#### [Work instructions]
Reproduce every one of the rows below verbatim, leaving out the pictures.
★ ★ ★ ★ ★ ★ ★
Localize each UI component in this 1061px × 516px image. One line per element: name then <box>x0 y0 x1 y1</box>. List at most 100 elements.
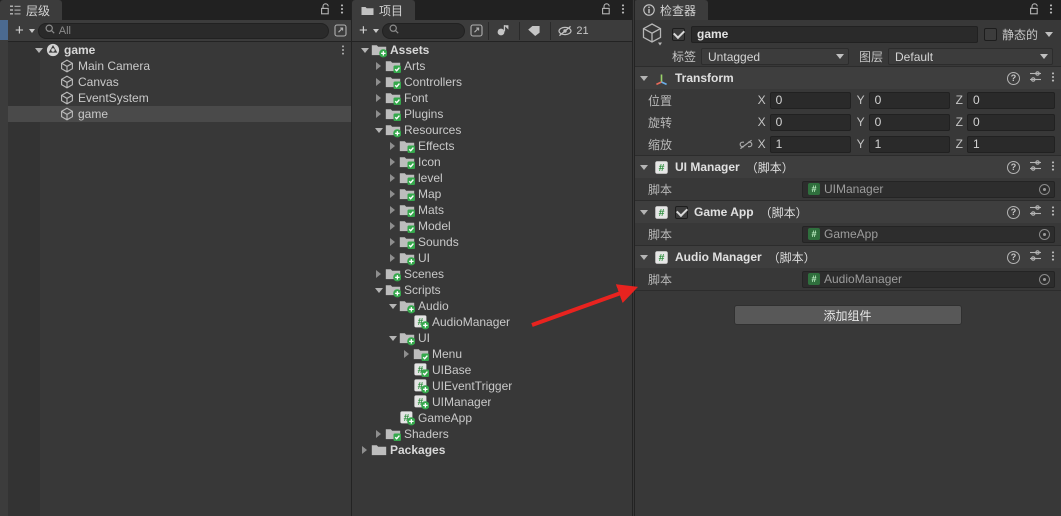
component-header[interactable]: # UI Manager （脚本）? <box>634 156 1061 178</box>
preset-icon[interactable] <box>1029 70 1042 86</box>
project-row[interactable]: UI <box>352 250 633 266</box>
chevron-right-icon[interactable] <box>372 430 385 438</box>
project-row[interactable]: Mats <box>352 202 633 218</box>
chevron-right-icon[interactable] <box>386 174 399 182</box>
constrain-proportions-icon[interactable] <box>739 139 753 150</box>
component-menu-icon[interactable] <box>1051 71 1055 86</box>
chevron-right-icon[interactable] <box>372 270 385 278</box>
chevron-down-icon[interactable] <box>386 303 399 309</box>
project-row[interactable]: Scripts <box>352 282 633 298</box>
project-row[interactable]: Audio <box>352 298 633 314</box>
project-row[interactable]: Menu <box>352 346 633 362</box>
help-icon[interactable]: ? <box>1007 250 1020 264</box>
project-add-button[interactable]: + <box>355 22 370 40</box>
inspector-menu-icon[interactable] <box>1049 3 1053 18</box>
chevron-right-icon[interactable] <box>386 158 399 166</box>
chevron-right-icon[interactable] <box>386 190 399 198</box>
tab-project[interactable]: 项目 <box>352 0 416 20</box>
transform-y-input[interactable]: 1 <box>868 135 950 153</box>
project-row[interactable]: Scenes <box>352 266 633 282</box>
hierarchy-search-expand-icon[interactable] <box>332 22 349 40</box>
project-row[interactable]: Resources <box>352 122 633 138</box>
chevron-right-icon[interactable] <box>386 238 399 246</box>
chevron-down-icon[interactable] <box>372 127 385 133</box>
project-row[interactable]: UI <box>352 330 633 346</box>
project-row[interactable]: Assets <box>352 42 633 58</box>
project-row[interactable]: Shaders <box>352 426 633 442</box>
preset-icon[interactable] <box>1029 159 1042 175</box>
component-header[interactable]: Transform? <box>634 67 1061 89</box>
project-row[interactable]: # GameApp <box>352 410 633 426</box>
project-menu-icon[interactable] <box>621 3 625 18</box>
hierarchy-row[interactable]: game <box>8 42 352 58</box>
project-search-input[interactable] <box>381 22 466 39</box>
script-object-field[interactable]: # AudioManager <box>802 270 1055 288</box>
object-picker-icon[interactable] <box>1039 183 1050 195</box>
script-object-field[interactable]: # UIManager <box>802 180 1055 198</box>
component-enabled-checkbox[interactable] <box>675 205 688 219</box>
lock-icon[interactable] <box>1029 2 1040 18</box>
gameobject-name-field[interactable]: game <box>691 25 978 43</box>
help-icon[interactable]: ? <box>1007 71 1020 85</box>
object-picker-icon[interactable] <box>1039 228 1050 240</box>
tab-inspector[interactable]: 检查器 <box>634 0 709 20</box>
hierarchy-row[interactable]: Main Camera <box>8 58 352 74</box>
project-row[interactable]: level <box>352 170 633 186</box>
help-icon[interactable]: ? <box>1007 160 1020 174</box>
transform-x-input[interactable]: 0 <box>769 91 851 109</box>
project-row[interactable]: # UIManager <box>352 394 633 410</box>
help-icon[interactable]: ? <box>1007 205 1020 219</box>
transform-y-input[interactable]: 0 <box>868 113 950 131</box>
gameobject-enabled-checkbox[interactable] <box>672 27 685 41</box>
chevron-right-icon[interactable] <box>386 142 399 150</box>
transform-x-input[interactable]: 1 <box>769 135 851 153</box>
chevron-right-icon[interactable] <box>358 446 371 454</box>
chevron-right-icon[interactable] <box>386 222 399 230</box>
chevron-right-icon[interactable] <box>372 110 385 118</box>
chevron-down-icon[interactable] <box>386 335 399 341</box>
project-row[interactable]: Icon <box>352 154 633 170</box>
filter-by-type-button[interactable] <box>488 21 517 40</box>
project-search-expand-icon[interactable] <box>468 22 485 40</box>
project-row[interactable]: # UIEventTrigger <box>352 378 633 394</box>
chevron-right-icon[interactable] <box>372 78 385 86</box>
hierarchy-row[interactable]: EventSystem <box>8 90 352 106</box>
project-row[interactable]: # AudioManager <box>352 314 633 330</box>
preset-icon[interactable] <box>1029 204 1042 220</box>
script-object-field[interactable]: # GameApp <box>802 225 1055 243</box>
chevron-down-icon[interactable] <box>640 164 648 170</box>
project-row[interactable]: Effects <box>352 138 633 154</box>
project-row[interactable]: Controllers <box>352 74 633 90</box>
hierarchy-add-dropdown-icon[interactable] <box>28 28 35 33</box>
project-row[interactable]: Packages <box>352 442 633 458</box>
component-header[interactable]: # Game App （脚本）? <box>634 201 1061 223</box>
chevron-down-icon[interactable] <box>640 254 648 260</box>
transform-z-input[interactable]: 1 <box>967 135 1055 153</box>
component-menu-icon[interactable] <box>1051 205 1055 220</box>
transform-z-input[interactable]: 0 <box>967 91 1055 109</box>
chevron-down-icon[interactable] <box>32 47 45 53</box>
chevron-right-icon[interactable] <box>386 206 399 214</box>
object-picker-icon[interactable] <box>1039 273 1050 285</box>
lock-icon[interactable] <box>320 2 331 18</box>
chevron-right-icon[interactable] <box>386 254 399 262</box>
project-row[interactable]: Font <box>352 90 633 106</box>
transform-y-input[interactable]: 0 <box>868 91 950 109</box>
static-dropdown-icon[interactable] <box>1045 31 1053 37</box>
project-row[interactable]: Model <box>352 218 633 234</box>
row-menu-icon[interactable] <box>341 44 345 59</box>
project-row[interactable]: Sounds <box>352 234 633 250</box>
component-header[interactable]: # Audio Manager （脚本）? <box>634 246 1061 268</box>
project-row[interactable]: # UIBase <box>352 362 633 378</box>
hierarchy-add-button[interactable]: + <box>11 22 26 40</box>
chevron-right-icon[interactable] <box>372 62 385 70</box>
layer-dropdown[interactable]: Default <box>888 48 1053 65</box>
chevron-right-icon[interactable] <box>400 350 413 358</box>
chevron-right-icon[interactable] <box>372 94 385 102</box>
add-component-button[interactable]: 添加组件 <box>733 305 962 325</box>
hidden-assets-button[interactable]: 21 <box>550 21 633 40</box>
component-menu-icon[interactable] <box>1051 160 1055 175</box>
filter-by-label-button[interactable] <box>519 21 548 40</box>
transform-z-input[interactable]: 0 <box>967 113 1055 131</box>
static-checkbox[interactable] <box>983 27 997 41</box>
★ ★ ★ ★ ★ ★ ★
#### [Task result]
Localize each UI component in this 1061px × 516px image. One line per element: name then <box>x0 y0 x1 y1</box>. List at most 100 elements.
component-header[interactable]: # UI Manager （脚本）? <box>634 156 1061 178</box>
preset-icon[interactable] <box>1029 70 1042 86</box>
project-row[interactable]: UI <box>352 250 633 266</box>
chevron-right-icon[interactable] <box>372 430 385 438</box>
project-row[interactable]: Mats <box>352 202 633 218</box>
chevron-right-icon[interactable] <box>386 174 399 182</box>
constrain-proportions-icon[interactable] <box>739 139 753 150</box>
component-menu-icon[interactable] <box>1051 71 1055 86</box>
chevron-right-icon[interactable] <box>372 270 385 278</box>
chevron-down-icon[interactable] <box>386 303 399 309</box>
project-row[interactable]: Scripts <box>352 282 633 298</box>
project-row[interactable]: Audio <box>352 298 633 314</box>
project-row[interactable]: Menu <box>352 346 633 362</box>
help-icon[interactable]: ? <box>1007 250 1020 264</box>
project-add-button[interactable]: + <box>355 22 370 40</box>
inspector-menu-icon[interactable] <box>1049 3 1053 18</box>
chevron-right-icon[interactable] <box>386 158 399 166</box>
chevron-right-icon[interactable] <box>386 190 399 198</box>
tab-project[interactable]: 项目 <box>352 0 416 20</box>
transform-y-input[interactable]: 1 <box>868 135 950 153</box>
project-row[interactable]: Scenes <box>352 266 633 282</box>
hierarchy-search-expand-icon[interactable] <box>332 22 349 40</box>
project-row[interactable]: Resources <box>352 122 633 138</box>
chevron-right-icon[interactable] <box>386 238 399 246</box>
chevron-down-icon[interactable] <box>372 127 385 133</box>
project-row[interactable]: UI <box>352 330 633 346</box>
project-row[interactable]: Assets <box>352 42 633 58</box>
project-row[interactable]: Shaders <box>352 426 633 442</box>
preset-icon[interactable] <box>1029 159 1042 175</box>
component-header[interactable]: Transform? <box>634 67 1061 89</box>
project-row[interactable]: # GameApp <box>352 410 633 426</box>
project-menu-icon[interactable] <box>621 3 625 18</box>
hierarchy-row[interactable]: game <box>8 42 352 58</box>
project-search-input[interactable] <box>381 22 466 39</box>
script-object-field[interactable]: # AudioManager <box>802 270 1055 288</box>
object-picker-icon[interactable] <box>1039 183 1050 195</box>
script-object-field[interactable]: # UIManager <box>802 180 1055 198</box>
component-enabled-checkbox[interactable] <box>675 205 688 219</box>
lock-icon[interactable] <box>1029 2 1040 18</box>
gameobject-name-field[interactable]: game <box>691 25 978 43</box>
help-icon[interactable]: ? <box>1007 71 1020 85</box>
object-picker-icon[interactable] <box>1039 228 1050 240</box>
tab-inspector[interactable]: 检查器 <box>634 0 709 20</box>
hierarchy-row[interactable]: Main Camera <box>8 58 352 74</box>
project-row[interactable]: level <box>352 170 633 186</box>
help-icon[interactable]: ? <box>1007 160 1020 174</box>
transform-x-input[interactable]: 0 <box>769 91 851 109</box>
project-row[interactable]: # UIManager <box>352 394 633 410</box>
help-icon[interactable]: ? <box>1007 205 1020 219</box>
transform-y-input[interactable]: 0 <box>868 113 950 131</box>
gameobject-enabled-checkbox[interactable] <box>672 27 685 41</box>
chevron-right-icon[interactable] <box>386 142 399 150</box>
transform-x-input[interactable]: 1 <box>769 135 851 153</box>
chevron-right-icon[interactable] <box>358 446 371 454</box>
chevron-right-icon[interactable] <box>386 222 399 230</box>
chevron-right-icon[interactable] <box>372 110 385 118</box>
chevron-down-icon[interactable] <box>386 335 399 341</box>
project-row[interactable]: Icon <box>352 154 633 170</box>
filter-by-type-button[interactable] <box>488 21 517 40</box>
project-search-expand-icon[interactable] <box>468 22 485 40</box>
project-row[interactable]: # UIEventTrigger <box>352 378 633 394</box>
chevron-right-icon[interactable] <box>372 78 385 86</box>
hierarchy-row[interactable]: EventSystem <box>8 90 352 106</box>
project-row[interactable]: # AudioManager <box>352 314 633 330</box>
preset-icon[interactable] <box>1029 204 1042 220</box>
script-object-field[interactable]: # GameApp <box>802 225 1055 243</box>
chevron-down-icon[interactable] <box>640 164 648 170</box>
project-row[interactable]: Effects <box>352 138 633 154</box>
project-row[interactable]: Controllers <box>352 74 633 90</box>
hierarchy-add-dropdown-icon[interactable] <box>28 28 35 33</box>
project-row[interactable]: Packages <box>352 442 633 458</box>
component-header[interactable]: # Game App （脚本）? <box>634 201 1061 223</box>
chevron-down-icon[interactable] <box>640 254 648 260</box>
transform-z-input[interactable]: 1 <box>967 135 1055 153</box>
component-menu-icon[interactable] <box>1051 205 1055 220</box>
transform-z-input[interactable]: 0 <box>967 91 1055 109</box>
chevron-down-icon[interactable] <box>32 47 45 53</box>
chevron-right-icon[interactable] <box>386 206 399 214</box>
object-picker-icon[interactable] <box>1039 273 1050 285</box>
lock-icon[interactable] <box>320 2 331 18</box>
chevron-right-icon[interactable] <box>386 254 399 262</box>
project-row[interactable]: Font <box>352 90 633 106</box>
transform-y-input[interactable]: 0 <box>868 91 950 109</box>
static-dropdown-icon[interactable] <box>1045 31 1053 37</box>
project-row[interactable]: Model <box>352 218 633 234</box>
row-menu-icon[interactable] <box>341 44 345 59</box>
project-row[interactable]: Sounds <box>352 234 633 250</box>
component-header[interactable]: # Audio Manager （脚本）? <box>634 246 1061 268</box>
project-row[interactable]: # UIBase <box>352 362 633 378</box>
hierarchy-add-button[interactable]: + <box>11 22 26 40</box>
chevron-right-icon[interactable] <box>372 62 385 70</box>
layer-dropdown[interactable]: Default <box>888 48 1053 65</box>
chevron-right-icon[interactable] <box>400 350 413 358</box>
chevron-right-icon[interactable] <box>372 94 385 102</box>
add-component-button[interactable]: 添加组件 <box>733 305 962 325</box>
hidden-assets-button[interactable]: 21 <box>550 21 633 40</box>
component-menu-icon[interactable] <box>1051 160 1055 175</box>
filter-by-label-button[interactable] <box>519 21 548 40</box>
transform-z-input[interactable]: 0 <box>967 113 1055 131</box>
static-checkbox[interactable] <box>983 27 997 41</box>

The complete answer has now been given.